Data items:
'''

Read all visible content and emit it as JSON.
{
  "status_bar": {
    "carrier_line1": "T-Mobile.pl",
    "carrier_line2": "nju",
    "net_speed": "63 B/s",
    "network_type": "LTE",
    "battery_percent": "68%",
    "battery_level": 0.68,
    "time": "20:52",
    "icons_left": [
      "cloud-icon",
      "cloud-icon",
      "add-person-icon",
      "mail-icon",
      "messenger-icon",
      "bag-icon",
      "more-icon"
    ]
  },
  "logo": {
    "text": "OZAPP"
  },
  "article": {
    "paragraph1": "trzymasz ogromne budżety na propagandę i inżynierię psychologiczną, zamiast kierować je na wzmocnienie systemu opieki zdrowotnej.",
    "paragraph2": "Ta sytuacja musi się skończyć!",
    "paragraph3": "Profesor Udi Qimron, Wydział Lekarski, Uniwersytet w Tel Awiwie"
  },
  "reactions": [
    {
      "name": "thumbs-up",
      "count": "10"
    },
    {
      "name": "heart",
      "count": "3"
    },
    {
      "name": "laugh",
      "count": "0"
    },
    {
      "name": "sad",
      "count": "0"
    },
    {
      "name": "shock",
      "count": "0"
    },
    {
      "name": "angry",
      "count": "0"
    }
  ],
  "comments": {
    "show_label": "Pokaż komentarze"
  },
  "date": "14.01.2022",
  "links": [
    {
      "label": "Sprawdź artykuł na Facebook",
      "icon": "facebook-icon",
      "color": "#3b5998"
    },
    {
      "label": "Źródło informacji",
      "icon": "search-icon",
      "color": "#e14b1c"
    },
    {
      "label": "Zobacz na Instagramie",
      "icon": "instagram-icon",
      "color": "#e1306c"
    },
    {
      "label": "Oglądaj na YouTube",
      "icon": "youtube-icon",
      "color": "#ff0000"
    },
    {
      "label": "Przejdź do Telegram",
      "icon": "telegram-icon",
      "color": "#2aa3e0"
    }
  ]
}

'''

THE TASK =
Scan the listing above. Collect all lines with the word "name".

SOLUTION BELOW =
      "name": "thumbs-up",
      "name": "heart",
      "name": "laugh",
      "name": "sad",
      "name": "shock",
      "name": "angry",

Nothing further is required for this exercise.